● **Petunjuk Latihan**
(1) Tolong tentukan apakah setiap pernyataan berikut sesuai dengan berita tentang literasi media di Aceh di bawah. Jawab ya atau tidak, lalu kutip kata-kata berita yang menjadi penentunya. (a) Kegiatan itu berlangsung di Banda Aceh pada hari Selasa (26/02). (b) Menurut Budi Setiawan, penyebaran hoaks tertinggi ada di Aceh. (c) Dari laporan hoaks yang diterima Mabes Polri, 46 kasus sudah diproses.
(2) Kembalikan satu bagian dari berita tentang literasi media di Aceh di bawah tanpa perubahan apa pun. Mulailah dari kata-kata yang memuat "Selanjutnya Ia berharap", lalu berhenti setelah "dihindari ataupun ditakuti.".

● **Teks Sumber**
+---+

Mabes Polri Ajak Netizen di Aceh Cerdas Bermedia Sosial

Literasi Media Melawan Hoaks/IG Humas Polri

Kepala Biro Multimedia Divisi Humas Mabes Polri, Brigjen Pol Budi Setiawan, mengajak generasi muda di Aceh untuk cerdas bermedia sosial, sehingga tidak ada yang harus berurusan dengan penegak hukum gara-gara media sosial.

Hal demikian disampaikan Budi Setiawan pada kegiatan literasi media, Melawan Hoaks Mewujudkan Pemilu 2019 yang Aman, Damai dan Sejuk di Wilayah Hukum Polda Aceh.

Kegiatan yang berlangsung di Banda Aceh, Selasa (26/02), turut hadir sebagai narasumber, Fahrul Rizha dari Panwaslih Aceh, Nur Annisah, Ketua Prodi Ilmu Komunikasi Unsyiah dan Endah Nasution, Pengamat Media Sosial.

Budi berharap masyarakat Aceh, khususnya netizen untuk mengerti, memahami serta cerdas dalam bermedia sosial sehingga tidak terjadi penyebaran hoaks yang berujung tersangkut dengan proses hukum.

“Kita semua harus cerdas bermedia sosial, sehingga tidak ada penyebaran hoax atau ada masyarakat Aceh yang diproses hukum gara-gara hoax, maka kita hindari,”ujarnya

Kegiatan itu sendiri diakuinya dalam rangka pelaksanaan pemilihan umum April 2019 ini, sehingga Pemilu berlangsung dalam suasana aman dan damai.

Budi menyebutkan, penyebaran hoaks tertinggi ada di ibu kota dan pulau Jawa, sedangkan Aceh masih cukup terkendali.

“Kalau di Aceh secara umum cukup kondusif, tidak ada hal yang harus ditangani pusat, ada hoax tapi tidak berdampak,” lanjutnya.

Budi menyebutkan, sejauh ini laporan hoax yang diterima Mabes Polri mencapai 93 kasus, dan 46 kasus sudah diproses.

Selanjutnya Ia berharap kepada generasi muda Aceh, yang akan menjadi pemimpin masa mendatang agar cerdas bermedia sosial, karena menurutnya media sosial harus dikelola dengan baik, bukan untuk dihindari ataupun ditakuti.

“Media sosial ini bisa diarahkan kepada yang positif, harus dipelajari agar tidak berdampak negatif, media sosial harus disenangi, karena itu merupakan kemajuan teknologi yang harus kita hadapi,” tambahnya.

Sebelumnya, data yang dipaparkan oleh Kementerian Komunikasi dan Informatika menyebut ada sebanyak 800 ribu situs di Indonesia yang terindikasi sebagai penyebar berita palsu dan ujaran kebencian (hate speech).

+---+

● **Data Masukan**

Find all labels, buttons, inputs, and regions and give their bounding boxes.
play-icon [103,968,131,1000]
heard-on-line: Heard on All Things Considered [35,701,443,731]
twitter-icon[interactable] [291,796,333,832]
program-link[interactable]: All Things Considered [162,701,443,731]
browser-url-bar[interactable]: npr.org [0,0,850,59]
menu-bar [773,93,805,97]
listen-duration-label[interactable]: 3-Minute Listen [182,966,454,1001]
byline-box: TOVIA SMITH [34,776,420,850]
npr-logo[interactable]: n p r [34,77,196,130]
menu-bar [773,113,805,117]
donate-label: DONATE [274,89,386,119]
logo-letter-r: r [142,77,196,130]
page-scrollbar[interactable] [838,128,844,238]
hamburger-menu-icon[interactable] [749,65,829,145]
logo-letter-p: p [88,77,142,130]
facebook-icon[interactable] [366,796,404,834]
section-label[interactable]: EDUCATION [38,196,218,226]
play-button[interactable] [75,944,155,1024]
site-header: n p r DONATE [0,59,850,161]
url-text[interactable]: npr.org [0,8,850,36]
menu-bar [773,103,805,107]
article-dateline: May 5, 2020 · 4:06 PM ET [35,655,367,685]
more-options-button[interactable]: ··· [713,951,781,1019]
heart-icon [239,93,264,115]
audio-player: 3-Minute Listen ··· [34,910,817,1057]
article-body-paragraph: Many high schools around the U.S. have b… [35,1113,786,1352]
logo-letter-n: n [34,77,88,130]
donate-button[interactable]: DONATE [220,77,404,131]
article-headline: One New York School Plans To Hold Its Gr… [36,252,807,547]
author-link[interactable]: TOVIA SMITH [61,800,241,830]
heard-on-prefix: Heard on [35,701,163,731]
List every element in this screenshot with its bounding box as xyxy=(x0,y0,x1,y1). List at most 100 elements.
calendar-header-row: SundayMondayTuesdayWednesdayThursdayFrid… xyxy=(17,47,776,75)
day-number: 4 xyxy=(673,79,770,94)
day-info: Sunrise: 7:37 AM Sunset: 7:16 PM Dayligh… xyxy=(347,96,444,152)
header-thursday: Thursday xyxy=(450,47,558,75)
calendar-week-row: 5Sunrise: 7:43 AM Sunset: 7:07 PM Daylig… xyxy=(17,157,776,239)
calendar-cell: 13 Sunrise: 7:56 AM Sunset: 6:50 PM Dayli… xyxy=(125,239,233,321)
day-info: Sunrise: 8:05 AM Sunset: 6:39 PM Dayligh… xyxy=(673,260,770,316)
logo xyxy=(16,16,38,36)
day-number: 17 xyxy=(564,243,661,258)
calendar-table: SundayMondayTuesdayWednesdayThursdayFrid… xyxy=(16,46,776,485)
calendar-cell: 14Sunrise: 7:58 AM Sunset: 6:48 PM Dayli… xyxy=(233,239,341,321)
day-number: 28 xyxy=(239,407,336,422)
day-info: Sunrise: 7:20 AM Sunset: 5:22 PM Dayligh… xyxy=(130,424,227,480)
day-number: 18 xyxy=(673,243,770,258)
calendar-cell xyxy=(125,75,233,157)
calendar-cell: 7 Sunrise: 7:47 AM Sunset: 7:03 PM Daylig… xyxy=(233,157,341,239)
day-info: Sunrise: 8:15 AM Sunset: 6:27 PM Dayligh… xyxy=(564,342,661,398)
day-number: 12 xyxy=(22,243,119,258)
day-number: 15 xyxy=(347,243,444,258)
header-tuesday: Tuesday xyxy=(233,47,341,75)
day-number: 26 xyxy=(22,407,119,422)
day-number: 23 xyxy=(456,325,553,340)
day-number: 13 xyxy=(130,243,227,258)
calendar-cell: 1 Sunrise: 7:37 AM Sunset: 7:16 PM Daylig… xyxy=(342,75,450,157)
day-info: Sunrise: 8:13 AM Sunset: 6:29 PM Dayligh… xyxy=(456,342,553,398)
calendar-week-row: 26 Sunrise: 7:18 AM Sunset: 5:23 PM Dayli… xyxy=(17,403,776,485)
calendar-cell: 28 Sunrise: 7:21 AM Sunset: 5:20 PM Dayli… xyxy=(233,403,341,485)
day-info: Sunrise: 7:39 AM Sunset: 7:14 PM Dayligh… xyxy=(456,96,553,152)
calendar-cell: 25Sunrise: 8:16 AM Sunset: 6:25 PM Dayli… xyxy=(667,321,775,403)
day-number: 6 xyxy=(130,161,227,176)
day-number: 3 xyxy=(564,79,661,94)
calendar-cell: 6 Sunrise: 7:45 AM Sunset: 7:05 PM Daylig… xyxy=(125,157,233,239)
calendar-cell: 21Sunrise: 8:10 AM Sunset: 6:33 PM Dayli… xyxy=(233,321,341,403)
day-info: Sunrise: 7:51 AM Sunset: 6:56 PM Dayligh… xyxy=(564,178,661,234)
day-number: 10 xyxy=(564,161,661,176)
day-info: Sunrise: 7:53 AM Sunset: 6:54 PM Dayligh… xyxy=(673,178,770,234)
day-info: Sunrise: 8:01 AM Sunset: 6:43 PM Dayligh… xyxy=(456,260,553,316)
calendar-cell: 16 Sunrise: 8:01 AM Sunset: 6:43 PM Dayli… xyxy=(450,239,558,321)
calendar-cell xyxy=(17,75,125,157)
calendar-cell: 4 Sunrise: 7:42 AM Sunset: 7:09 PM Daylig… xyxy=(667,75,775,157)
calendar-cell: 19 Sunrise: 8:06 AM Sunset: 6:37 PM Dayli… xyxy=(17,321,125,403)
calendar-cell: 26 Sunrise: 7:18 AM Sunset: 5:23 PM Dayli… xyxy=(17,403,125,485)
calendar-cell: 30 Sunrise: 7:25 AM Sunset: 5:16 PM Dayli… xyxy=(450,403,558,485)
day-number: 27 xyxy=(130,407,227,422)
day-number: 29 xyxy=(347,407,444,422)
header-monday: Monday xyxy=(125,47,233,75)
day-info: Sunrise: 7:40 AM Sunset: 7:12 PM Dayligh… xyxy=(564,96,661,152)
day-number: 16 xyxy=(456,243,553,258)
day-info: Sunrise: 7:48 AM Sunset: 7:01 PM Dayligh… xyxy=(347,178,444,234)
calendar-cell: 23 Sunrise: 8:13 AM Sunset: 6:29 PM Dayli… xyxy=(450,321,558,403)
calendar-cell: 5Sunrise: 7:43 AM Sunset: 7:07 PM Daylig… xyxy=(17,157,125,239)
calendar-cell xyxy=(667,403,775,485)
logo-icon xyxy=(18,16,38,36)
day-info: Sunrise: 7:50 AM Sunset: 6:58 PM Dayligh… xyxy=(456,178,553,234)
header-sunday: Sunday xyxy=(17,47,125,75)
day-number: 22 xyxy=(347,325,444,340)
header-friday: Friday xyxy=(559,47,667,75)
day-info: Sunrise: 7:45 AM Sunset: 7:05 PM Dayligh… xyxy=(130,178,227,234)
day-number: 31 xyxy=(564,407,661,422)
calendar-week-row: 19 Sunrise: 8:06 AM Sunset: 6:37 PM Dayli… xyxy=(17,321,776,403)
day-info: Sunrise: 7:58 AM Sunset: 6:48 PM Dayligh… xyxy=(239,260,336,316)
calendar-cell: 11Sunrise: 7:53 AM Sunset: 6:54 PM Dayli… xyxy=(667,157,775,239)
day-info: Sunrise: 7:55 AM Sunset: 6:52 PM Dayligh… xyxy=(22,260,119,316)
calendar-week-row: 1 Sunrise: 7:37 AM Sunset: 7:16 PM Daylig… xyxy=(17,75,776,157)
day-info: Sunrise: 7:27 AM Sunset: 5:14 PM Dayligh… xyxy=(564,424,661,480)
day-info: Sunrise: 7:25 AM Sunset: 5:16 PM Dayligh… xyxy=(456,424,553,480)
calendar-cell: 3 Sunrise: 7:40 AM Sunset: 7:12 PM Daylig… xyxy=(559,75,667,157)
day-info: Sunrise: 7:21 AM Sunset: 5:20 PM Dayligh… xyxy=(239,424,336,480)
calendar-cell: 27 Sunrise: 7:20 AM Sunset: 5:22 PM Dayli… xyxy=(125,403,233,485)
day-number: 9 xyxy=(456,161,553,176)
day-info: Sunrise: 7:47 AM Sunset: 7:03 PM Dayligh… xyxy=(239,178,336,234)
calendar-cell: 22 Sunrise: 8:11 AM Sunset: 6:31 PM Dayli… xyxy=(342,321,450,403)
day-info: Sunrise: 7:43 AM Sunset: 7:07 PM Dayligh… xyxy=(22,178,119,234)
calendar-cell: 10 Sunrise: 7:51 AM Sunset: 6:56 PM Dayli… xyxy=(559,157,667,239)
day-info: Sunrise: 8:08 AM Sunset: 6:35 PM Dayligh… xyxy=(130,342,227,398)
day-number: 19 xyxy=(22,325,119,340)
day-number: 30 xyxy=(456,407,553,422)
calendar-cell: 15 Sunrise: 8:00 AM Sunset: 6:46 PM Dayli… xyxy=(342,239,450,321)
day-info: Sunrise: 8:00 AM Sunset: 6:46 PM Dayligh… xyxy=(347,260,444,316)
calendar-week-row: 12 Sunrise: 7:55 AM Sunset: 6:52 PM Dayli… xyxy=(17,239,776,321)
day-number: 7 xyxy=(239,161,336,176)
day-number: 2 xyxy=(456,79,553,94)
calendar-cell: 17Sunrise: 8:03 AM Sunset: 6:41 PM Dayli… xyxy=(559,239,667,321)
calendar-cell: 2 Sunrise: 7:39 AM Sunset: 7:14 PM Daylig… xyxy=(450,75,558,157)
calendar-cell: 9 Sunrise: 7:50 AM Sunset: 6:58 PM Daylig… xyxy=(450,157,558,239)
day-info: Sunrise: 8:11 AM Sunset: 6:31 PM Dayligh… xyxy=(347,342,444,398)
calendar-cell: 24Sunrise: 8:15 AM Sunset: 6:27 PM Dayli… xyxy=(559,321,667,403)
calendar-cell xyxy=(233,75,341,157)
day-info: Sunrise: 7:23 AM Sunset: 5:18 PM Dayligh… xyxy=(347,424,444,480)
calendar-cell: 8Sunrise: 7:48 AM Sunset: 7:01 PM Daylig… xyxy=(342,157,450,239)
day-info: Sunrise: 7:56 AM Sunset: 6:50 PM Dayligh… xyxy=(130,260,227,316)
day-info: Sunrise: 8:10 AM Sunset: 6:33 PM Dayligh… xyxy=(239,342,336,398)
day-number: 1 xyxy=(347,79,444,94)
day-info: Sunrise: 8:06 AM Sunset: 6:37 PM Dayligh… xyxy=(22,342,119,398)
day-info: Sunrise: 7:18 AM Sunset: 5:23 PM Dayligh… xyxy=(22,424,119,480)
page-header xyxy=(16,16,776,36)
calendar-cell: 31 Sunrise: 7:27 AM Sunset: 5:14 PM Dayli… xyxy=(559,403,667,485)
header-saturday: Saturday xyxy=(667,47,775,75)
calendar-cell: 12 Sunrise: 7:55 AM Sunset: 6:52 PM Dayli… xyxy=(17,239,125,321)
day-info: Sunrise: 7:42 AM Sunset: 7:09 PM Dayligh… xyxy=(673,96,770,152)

+---+

● **Jawaban Latihan**
(1)
(a) Ya: "Kegiatan yang berlangsung di Banda Aceh, Selasa (26/02)"
(b) Tidak: "penyebaran hoaks tertinggi ada di ibu kota dan pulau Jawa, sedangkan Aceh masih cukup terkendali"
(c) Ya: "laporan hoax yang diterima Mabes Polri mencapai 93 kasus, dan 46 kasus sudah diproses"

(2)
Selanjutnya Ia berharap kepada generasi muda Aceh, yang akan menjadi pemimpin masa mendatang agar cerdas bermedia sosial, karena menurutnya media sosial harus dikelola dengan baik, bukan untuk dihindari ataupun ditakuti.